>> start Supplied material

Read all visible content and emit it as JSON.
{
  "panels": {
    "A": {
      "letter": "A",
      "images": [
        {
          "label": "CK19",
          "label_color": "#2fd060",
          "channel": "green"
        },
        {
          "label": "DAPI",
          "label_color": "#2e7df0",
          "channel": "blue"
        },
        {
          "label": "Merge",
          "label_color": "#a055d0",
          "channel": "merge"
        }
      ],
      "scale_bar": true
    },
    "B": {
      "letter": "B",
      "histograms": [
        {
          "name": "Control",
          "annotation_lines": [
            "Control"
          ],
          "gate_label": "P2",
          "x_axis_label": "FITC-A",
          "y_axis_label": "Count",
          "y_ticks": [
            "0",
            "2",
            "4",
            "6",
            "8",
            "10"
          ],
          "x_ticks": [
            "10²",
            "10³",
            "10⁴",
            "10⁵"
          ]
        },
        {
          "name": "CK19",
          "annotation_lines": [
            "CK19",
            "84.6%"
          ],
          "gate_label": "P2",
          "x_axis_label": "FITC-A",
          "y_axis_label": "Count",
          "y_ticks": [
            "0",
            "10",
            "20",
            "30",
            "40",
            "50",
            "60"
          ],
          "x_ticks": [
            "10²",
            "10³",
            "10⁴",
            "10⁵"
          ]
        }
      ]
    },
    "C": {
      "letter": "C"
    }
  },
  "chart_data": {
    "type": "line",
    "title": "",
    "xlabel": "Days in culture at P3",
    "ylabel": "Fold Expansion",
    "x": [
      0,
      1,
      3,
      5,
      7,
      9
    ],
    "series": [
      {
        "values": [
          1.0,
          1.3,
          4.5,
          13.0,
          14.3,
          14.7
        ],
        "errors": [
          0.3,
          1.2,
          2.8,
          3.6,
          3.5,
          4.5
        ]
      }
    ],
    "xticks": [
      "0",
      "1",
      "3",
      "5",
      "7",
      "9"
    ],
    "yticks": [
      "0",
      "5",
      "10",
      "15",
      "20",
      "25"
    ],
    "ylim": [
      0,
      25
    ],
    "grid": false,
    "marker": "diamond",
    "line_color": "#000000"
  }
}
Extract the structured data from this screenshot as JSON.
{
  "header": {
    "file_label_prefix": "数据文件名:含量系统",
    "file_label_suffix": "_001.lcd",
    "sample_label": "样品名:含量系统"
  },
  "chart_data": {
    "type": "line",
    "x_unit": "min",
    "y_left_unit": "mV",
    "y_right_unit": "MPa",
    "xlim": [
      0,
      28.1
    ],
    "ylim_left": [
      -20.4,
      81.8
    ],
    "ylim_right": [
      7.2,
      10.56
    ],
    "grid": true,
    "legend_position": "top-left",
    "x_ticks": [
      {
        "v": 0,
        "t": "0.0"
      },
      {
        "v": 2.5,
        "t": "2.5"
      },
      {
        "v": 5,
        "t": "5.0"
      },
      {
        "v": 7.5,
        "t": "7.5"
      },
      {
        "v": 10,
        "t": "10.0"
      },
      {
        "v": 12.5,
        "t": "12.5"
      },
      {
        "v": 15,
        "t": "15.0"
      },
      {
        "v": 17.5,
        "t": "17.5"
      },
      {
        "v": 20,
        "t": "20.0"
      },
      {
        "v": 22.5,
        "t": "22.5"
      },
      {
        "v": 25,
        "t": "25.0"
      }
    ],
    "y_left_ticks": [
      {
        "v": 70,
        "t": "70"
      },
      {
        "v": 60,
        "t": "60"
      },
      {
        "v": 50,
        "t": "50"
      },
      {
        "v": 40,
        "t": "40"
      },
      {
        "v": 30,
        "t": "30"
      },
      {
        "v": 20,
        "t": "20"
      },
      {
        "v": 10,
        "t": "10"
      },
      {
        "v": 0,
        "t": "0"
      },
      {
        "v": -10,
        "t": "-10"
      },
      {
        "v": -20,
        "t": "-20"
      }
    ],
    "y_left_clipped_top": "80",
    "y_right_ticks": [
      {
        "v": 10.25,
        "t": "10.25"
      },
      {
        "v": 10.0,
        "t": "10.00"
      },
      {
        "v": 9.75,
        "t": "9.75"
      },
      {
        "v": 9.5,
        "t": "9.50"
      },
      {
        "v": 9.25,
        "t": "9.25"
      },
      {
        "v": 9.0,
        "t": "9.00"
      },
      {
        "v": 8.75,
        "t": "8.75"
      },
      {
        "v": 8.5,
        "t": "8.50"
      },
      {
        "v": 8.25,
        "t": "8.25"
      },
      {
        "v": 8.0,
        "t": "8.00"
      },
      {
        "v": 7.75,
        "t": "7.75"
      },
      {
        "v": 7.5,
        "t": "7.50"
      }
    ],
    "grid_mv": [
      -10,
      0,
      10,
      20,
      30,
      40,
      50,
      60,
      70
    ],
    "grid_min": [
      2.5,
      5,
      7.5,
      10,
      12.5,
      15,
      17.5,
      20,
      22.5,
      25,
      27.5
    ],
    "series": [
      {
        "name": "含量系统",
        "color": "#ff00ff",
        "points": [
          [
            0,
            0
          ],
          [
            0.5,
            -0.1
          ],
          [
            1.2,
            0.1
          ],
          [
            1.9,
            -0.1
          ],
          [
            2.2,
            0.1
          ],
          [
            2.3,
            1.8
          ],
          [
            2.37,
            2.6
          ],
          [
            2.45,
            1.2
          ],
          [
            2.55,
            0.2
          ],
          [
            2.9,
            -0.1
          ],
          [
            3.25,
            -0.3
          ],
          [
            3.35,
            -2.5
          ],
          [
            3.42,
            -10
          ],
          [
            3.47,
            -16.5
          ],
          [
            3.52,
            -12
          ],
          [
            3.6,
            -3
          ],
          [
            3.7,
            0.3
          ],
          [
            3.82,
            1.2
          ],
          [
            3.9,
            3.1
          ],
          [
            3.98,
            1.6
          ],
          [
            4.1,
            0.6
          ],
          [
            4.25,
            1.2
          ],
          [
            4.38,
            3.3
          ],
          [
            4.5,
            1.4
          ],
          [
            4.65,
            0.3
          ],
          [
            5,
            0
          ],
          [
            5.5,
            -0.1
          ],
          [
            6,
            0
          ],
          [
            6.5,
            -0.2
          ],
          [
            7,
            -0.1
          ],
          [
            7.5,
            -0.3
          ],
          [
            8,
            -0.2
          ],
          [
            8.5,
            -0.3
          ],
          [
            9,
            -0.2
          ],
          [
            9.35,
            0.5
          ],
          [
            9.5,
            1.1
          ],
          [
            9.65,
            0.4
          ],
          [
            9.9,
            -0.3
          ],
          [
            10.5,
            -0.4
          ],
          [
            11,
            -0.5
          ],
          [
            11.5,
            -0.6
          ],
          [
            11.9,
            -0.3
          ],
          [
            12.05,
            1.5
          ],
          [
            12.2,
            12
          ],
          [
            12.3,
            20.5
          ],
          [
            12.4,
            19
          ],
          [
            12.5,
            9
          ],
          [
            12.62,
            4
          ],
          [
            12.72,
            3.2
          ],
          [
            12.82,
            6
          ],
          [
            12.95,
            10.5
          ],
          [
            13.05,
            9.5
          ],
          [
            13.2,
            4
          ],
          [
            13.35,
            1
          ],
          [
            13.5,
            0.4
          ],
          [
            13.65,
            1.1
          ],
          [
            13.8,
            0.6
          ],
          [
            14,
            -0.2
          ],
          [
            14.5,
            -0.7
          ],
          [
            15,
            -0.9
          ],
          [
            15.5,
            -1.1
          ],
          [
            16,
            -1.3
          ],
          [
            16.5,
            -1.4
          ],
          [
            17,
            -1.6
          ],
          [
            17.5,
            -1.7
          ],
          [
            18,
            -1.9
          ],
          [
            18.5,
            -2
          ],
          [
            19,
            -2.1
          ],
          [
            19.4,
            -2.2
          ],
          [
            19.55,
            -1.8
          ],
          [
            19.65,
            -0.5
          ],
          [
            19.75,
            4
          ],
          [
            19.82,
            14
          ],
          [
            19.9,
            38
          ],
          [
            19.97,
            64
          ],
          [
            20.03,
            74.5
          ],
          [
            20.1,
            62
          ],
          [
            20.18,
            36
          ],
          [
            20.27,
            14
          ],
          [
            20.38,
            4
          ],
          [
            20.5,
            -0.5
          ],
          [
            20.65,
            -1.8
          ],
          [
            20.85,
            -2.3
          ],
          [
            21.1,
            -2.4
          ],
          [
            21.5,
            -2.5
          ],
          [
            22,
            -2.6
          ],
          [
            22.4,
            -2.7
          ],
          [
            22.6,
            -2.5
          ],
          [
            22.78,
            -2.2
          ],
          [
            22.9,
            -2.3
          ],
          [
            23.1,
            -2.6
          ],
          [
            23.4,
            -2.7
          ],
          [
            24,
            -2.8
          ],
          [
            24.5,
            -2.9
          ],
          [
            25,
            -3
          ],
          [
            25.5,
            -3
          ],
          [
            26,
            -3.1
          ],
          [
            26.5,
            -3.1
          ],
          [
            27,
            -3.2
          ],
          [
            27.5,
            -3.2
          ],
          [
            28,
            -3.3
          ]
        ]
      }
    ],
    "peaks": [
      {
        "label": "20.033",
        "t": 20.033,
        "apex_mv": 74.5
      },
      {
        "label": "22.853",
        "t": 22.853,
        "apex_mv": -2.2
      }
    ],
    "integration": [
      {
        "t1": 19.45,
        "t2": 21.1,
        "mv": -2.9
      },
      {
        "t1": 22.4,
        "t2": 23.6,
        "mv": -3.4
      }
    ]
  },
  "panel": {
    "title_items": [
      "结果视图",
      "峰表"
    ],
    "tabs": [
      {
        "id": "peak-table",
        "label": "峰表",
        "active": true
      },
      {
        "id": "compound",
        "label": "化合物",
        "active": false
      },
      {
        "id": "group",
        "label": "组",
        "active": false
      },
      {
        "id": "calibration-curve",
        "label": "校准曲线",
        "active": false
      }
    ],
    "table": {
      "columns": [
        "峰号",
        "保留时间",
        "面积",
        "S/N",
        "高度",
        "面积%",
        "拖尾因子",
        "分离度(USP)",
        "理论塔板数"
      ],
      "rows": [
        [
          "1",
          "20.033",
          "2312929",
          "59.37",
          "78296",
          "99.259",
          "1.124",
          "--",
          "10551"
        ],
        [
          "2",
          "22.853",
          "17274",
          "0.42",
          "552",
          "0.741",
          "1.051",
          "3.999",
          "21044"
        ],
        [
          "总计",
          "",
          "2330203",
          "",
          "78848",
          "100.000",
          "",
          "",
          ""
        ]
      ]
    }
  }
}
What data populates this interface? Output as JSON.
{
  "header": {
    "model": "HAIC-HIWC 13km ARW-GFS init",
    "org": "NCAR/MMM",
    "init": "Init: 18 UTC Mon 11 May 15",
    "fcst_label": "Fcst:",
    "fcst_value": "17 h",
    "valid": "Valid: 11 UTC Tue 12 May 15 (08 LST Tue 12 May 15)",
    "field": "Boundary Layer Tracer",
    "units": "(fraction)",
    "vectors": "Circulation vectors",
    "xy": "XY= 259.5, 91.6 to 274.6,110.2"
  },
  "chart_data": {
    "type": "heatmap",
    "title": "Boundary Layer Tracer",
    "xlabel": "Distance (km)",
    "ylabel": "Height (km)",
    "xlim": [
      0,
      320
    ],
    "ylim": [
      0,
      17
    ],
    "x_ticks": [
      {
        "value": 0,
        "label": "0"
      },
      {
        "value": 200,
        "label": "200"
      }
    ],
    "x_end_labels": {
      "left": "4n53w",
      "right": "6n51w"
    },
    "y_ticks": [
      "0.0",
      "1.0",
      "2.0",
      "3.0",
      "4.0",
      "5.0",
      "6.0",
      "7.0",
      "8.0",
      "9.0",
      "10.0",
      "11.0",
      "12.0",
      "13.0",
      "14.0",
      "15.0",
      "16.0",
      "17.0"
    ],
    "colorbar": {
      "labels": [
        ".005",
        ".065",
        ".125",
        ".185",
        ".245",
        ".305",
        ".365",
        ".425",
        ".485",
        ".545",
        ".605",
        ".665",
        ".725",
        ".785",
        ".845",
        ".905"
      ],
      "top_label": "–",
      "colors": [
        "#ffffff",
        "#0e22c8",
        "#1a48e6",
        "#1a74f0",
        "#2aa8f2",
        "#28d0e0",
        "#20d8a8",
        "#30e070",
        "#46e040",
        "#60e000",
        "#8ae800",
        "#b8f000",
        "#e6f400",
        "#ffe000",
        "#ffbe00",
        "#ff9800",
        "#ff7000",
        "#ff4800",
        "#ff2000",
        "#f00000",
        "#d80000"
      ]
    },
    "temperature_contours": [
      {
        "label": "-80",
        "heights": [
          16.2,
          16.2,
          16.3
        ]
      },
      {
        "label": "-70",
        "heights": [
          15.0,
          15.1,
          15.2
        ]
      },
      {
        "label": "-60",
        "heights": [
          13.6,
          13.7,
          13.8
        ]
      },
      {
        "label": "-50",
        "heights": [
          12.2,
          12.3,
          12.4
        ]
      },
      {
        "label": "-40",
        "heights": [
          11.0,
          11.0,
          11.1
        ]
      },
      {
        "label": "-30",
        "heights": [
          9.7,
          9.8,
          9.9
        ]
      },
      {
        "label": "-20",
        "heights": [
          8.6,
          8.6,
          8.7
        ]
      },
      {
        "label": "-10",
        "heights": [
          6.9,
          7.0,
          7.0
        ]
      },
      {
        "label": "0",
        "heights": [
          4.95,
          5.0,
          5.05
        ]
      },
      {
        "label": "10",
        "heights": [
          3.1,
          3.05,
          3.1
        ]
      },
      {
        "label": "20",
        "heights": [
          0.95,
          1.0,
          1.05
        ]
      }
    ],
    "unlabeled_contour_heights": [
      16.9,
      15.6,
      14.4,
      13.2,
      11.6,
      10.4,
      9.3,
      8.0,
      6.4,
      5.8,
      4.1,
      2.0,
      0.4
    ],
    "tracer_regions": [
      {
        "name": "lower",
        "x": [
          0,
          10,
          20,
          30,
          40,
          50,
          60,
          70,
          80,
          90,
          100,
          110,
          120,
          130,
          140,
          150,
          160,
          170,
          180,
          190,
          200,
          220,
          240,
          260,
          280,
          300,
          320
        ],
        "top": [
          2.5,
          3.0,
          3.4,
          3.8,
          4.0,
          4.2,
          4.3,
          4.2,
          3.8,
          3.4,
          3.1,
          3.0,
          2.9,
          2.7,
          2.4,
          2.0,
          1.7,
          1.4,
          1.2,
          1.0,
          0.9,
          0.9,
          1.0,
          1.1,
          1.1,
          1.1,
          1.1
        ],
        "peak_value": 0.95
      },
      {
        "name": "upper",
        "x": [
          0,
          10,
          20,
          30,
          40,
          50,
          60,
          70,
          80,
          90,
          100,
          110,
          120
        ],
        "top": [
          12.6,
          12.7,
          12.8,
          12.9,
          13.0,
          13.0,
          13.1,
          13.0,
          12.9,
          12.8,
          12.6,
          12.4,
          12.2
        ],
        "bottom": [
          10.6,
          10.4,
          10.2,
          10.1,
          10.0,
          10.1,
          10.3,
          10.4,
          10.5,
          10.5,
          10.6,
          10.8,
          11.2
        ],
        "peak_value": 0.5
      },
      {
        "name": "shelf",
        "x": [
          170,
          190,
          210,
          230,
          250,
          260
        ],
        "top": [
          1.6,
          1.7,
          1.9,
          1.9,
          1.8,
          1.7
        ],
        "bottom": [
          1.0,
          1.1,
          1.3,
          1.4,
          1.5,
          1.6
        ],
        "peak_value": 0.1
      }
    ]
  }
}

>> end Supplied material

» **Set task**:
Copy out each line of the records that holds the string "JSON".

» **Written solution**:
Read all visible content and emit it as JSON.
Extract the structured data from this screenshot as JSON.
What data populates this interface? Output as JSON.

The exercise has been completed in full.